**OBJETIVO 1**
Liste todas as correntes modernas do Direito Penal que o texto sobre a evolução do Direito Penal diz que serão analisadas.
**OBJETIVO 2**
Por favor, retome o texto sobre a evolução do Direito Penal logo após a última frase apresentada e dê continuidade a ele.

**TEXTO PARA LEITURA**
>>>
Analisar-se-ão modernas correntes que versam sobre o Direito Penal tais como o Direito Penal Minimalista ou do equilíbrio, Maximalista ou do inimigo, o Abolicionismo Penal e o Garantismo, suas influências no campo do Direito e para a sociedade de um modo amplo.
2. BREVE SÍNTESE EVOLUTIVA DO DIREITO PENAL
A história humana evidencia uma organização por meio de grupos e de sociedades. O homem “primitivo” se viu obrigado a se defender de toda espécie de adversidade para se manter vivo. Neste percurso, diversos fatores devem ser analisados à luz da evolução do direito penal, uma vez que a espécie humana é, por natureza, especialmente, dotada de razão e emoção, as quais geram diversos tipos de sentimentos tais como a agressividade, a competição, o orgulho, a fúria, a violência etc.
Neste sentido, os sentimentos internos e as relações em sociedade do homem foram e continuam sendo extremamente complexos, em que conflitos os mais diversos foram surgindo concomitantemente às transformações humanas, culturais e sociais. Assim, historicamente, instituiu-se a societas criminis3, que foi sendo desenvolvida por uma necessidade dos grupos e das sociedades, à medida que a “segurança” das pessoas se viu ameaçada por atos que colocavam em risco a boa convivência.
A fim de evidenciar que a evolução do Direito Penal não se deu de forma automática,
mas gradual no tempo e no espaço classificam-se de forma sintética as fases evolutivas, assim denominadas para um melhor entendimento didático em fases do Período da Vingança, que são as fases da vingança privada, da vingança divina e da vingança pública, que se estendeu até o século XVIII.
<<<
**MATERIAL FORNECIDO**
>>>
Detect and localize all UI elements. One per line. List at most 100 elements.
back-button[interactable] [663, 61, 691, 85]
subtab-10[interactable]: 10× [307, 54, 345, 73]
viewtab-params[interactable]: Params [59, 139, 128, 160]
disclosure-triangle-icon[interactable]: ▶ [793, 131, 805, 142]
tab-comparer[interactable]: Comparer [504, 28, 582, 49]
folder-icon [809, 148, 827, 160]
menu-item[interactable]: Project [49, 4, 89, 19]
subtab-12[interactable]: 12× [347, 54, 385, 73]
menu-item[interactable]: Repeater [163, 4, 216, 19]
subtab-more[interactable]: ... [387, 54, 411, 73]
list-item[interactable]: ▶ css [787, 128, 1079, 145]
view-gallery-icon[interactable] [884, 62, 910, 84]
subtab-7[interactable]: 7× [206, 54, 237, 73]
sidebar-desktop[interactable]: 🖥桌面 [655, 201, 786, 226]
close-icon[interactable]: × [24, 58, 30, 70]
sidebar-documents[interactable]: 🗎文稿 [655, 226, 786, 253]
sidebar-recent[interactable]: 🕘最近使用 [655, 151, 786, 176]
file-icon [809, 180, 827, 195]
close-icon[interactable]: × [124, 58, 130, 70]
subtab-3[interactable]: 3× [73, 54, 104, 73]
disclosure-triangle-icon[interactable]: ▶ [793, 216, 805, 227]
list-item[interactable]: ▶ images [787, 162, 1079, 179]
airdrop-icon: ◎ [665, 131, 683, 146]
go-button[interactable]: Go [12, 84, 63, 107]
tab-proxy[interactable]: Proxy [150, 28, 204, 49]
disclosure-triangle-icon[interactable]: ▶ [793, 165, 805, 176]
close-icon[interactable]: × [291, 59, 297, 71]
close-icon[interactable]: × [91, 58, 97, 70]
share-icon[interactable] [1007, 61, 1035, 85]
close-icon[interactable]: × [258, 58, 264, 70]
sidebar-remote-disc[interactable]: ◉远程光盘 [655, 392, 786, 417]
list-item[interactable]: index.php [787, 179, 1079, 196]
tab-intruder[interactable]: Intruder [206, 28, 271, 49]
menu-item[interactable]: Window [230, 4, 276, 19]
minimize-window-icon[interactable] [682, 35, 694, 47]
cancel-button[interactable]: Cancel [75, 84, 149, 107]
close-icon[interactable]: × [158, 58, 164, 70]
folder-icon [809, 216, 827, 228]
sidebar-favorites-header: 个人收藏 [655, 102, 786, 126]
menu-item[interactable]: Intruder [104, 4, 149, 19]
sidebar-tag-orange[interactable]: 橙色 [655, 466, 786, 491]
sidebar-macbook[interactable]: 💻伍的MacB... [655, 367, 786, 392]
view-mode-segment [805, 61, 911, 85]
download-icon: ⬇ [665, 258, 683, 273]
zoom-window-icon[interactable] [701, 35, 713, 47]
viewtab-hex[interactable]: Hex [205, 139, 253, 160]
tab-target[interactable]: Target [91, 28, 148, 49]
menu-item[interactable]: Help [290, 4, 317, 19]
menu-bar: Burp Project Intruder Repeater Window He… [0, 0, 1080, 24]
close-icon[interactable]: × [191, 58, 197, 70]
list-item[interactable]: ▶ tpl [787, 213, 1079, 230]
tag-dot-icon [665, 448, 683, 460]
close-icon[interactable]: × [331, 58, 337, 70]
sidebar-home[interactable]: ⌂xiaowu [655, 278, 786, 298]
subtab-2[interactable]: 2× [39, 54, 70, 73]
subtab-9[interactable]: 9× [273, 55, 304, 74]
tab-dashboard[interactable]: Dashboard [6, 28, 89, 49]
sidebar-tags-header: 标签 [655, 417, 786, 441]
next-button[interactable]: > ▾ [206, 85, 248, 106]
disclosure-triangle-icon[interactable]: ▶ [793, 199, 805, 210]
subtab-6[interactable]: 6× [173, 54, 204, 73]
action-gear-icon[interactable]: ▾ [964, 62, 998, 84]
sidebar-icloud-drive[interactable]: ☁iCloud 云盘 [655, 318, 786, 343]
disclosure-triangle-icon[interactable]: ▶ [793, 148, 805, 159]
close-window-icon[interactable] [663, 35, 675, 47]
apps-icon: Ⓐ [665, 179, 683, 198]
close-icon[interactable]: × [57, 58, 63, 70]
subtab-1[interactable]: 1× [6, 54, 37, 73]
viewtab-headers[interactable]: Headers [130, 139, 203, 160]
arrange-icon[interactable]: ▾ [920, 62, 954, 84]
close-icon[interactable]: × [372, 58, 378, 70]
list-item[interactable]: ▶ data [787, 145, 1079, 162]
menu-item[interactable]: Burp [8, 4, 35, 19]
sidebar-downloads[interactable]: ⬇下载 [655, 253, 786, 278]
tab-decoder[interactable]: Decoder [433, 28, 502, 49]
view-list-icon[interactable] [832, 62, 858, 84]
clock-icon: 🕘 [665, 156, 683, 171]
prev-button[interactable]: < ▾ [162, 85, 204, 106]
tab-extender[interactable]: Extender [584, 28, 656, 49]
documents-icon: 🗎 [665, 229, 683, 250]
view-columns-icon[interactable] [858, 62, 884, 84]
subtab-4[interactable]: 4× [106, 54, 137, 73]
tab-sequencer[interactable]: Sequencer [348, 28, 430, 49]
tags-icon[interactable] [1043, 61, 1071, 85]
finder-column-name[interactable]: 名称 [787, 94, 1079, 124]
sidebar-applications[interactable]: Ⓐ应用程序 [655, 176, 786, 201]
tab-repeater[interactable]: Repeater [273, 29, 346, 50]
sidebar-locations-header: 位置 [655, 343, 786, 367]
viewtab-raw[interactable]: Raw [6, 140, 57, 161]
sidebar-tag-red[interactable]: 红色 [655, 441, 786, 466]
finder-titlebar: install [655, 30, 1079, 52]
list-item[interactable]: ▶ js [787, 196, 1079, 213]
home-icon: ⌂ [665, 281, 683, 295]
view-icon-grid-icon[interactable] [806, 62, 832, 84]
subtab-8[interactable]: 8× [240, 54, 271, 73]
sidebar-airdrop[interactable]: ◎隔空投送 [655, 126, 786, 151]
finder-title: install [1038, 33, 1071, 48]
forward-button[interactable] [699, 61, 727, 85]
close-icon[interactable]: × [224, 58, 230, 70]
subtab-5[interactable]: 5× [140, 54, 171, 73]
<<<
**RESULTADO DA TAREFA 1**
- Direito Penal Minimalista ou do equilíbrio
- Direito Penal Maximalista ou do inimigo
- Abolicionismo Penal
- Garantismo

**RESULTADO DA TAREFA 2**
Ainda no século XVIII entre os anos de 1750 e até meados dos anos de 1850 surge o período Humanitário, sob o qual pensadores do Iluminismo iriam se opor aos pressupostos do Estado Absolutista, no qual este se destacava por arbitrariedades na administração da justiça e a prática de atrocidades em nome da lei. Neste período destaca-se a importante obra de Cesare Becaria “Dos Delitos e Das Penas”, que traduz a insatisfação social com relação a aplicação da lei e administração da justiça pelo Estado.
O Período Científico tem início no século XIX, por volta do ano de 1850 estendendo-se até a atualidade. Surgem neste período diversas teorias que tentam explicar o homem e suas relações com o mundo. Idéias tais como, o Positivismo, o Determinismo, a Teoria da Degenerescência[1], que iria da base ao racismo, irão fundir-se em um mote argumentativo que irá, sob certo aspecto, fazer expandir o campo de aplicação do Direito Penal, à medida que se preocupa com as razões sob as quais ocorrem os crimes.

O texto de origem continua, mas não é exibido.